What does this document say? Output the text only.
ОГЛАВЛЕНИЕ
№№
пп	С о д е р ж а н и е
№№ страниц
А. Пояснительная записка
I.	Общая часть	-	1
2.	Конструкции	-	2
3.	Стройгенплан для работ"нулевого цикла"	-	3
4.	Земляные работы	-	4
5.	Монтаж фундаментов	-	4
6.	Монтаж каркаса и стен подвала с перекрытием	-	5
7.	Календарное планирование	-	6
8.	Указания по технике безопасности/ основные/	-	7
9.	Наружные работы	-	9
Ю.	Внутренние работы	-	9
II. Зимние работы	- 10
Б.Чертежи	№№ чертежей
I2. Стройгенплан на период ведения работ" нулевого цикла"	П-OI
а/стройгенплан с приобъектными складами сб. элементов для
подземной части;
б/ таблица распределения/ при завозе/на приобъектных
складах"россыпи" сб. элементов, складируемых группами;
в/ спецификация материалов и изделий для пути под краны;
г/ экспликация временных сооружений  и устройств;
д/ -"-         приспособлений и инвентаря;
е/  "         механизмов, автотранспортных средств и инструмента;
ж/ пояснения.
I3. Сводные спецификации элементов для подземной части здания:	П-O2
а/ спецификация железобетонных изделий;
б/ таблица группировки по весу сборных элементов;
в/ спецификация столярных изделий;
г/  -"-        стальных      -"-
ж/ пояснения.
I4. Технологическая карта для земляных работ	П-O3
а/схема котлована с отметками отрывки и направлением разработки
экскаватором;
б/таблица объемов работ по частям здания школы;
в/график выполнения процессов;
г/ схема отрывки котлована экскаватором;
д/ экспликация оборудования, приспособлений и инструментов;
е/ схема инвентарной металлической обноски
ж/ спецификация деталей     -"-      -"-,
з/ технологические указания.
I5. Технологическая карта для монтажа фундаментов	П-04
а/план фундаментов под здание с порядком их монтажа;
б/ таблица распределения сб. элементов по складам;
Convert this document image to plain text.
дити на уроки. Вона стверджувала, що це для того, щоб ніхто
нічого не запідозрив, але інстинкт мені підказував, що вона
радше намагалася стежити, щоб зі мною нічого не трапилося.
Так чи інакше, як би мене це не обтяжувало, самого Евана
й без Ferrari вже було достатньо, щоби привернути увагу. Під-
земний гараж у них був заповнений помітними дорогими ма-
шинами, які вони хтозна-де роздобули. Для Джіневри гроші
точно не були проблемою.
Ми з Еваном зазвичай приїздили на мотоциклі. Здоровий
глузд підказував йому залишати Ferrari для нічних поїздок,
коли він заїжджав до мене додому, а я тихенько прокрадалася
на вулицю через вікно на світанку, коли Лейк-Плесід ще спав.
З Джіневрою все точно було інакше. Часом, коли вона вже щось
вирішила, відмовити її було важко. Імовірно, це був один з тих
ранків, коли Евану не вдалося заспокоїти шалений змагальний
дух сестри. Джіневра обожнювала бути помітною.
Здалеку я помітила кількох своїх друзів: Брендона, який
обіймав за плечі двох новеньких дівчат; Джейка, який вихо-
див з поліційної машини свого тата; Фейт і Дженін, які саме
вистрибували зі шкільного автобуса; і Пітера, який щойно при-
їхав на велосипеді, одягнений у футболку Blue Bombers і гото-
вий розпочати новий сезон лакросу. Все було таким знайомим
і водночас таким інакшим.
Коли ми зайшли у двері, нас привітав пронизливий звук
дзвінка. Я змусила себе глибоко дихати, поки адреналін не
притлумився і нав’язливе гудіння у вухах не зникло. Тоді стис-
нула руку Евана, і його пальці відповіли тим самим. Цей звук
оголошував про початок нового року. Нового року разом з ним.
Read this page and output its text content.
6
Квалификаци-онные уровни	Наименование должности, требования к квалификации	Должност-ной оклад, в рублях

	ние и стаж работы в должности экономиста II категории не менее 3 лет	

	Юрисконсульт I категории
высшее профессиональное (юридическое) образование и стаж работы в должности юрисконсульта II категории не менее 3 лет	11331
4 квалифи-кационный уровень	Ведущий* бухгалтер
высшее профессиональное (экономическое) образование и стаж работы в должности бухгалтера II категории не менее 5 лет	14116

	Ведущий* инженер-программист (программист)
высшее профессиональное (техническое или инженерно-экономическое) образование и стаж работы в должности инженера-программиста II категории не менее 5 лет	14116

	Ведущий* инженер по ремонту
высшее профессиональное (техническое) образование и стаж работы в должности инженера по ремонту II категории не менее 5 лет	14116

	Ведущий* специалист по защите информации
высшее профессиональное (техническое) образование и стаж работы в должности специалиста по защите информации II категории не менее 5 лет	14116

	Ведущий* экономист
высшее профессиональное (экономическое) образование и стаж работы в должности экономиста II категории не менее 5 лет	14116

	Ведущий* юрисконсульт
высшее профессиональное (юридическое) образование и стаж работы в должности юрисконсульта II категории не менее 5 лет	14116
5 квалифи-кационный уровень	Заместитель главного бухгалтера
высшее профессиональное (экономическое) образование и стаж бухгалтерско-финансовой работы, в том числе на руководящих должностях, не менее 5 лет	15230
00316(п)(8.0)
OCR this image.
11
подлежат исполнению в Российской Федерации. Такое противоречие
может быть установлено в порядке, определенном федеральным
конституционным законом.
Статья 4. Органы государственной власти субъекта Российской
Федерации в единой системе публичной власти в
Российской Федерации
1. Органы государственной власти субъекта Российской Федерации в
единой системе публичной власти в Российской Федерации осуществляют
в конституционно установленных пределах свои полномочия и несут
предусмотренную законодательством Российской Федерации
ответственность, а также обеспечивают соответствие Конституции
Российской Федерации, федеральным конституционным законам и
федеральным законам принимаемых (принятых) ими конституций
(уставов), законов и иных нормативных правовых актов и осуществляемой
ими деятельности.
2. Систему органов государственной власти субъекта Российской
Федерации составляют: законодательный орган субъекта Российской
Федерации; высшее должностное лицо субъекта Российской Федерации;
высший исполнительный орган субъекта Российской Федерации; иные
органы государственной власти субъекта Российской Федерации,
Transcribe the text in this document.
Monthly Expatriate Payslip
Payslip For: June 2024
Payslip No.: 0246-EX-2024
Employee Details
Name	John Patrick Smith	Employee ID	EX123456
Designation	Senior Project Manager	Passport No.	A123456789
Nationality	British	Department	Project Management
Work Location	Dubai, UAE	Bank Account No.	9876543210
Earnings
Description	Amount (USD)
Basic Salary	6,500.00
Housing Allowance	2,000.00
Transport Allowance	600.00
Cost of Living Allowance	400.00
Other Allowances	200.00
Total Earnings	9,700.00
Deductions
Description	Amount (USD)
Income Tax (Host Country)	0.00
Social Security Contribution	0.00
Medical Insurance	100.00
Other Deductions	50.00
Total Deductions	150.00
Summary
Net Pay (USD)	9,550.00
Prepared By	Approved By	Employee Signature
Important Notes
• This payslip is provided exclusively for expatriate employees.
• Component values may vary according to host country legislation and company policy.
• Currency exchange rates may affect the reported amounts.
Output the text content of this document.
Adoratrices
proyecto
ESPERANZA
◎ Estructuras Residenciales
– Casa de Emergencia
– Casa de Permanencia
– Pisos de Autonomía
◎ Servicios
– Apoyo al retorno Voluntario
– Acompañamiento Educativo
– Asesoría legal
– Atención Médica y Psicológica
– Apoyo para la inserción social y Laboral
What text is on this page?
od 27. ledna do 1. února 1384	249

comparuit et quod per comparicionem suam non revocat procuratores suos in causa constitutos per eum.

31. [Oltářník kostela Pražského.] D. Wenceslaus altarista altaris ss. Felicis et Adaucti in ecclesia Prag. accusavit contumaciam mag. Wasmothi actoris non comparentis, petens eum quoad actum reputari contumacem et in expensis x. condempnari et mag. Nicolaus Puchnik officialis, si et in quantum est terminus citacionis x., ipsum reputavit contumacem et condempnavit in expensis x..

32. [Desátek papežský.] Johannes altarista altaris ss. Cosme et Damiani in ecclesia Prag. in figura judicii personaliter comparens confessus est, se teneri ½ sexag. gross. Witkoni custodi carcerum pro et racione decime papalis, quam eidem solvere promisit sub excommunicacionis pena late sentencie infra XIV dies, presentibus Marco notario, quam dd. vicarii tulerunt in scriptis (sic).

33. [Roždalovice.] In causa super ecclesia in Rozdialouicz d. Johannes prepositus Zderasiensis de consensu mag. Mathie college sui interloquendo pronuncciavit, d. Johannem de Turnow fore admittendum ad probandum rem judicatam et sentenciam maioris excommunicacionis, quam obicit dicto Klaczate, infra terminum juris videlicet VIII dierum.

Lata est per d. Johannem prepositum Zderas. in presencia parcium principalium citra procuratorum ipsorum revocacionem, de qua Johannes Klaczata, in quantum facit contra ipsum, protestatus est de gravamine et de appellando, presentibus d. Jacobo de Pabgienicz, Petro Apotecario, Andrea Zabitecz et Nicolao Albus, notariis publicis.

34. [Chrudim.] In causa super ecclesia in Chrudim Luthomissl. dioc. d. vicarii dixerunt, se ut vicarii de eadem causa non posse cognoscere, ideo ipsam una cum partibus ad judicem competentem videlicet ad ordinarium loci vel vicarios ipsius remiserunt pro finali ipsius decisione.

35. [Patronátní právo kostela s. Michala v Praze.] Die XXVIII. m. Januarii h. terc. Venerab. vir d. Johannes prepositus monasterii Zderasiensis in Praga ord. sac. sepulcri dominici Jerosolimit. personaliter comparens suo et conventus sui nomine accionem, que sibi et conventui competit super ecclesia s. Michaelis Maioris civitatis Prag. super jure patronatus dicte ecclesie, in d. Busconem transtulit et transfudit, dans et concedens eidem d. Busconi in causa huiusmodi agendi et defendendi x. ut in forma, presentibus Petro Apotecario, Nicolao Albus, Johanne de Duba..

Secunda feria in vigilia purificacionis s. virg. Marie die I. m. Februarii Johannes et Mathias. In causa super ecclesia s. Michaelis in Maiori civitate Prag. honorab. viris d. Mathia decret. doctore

▶ **Written task**:
Show every line in the entries where the string "prepositus" occurs.

▶ **The solution**:
33. [Roždalovice.] In causa super ecclesia in Rozdialouicz d. Johannes prepositus Zderasiensis de consensu mag. Mathie college sui interloquendo pronuncciavit, d. Johannem de Turnow fore admittendum ad probandum rem judicatam et sentenciam maioris excommunicacionis, quam obicit dicto Klaczate, infra terminum juris videlicet VIII dierum.
35. [Patronátní právo kostela s. Michala v Praze.] Die XXVIII. m. Januarii h. terc. Venerab. vir d. Johannes prepositus monasterii Zderasiensis in Praga ord. sac. sepulcri dominici Jerosolimit. personaliter comparens suo et conventus sui nomine accionem, que sibi et conventui competit super ecclesia s. Michaelis Maioris civitatis Prag. super jure patronatus dicte ecclesie, in d. Busconem transtulit et transfudit, dans et concedens eidem d. Busconi in causa huiusmodi agendi et defendendi x. ut in forma, presentibus Petro Apotecario, Nicolao Albus, Johanne de Duba..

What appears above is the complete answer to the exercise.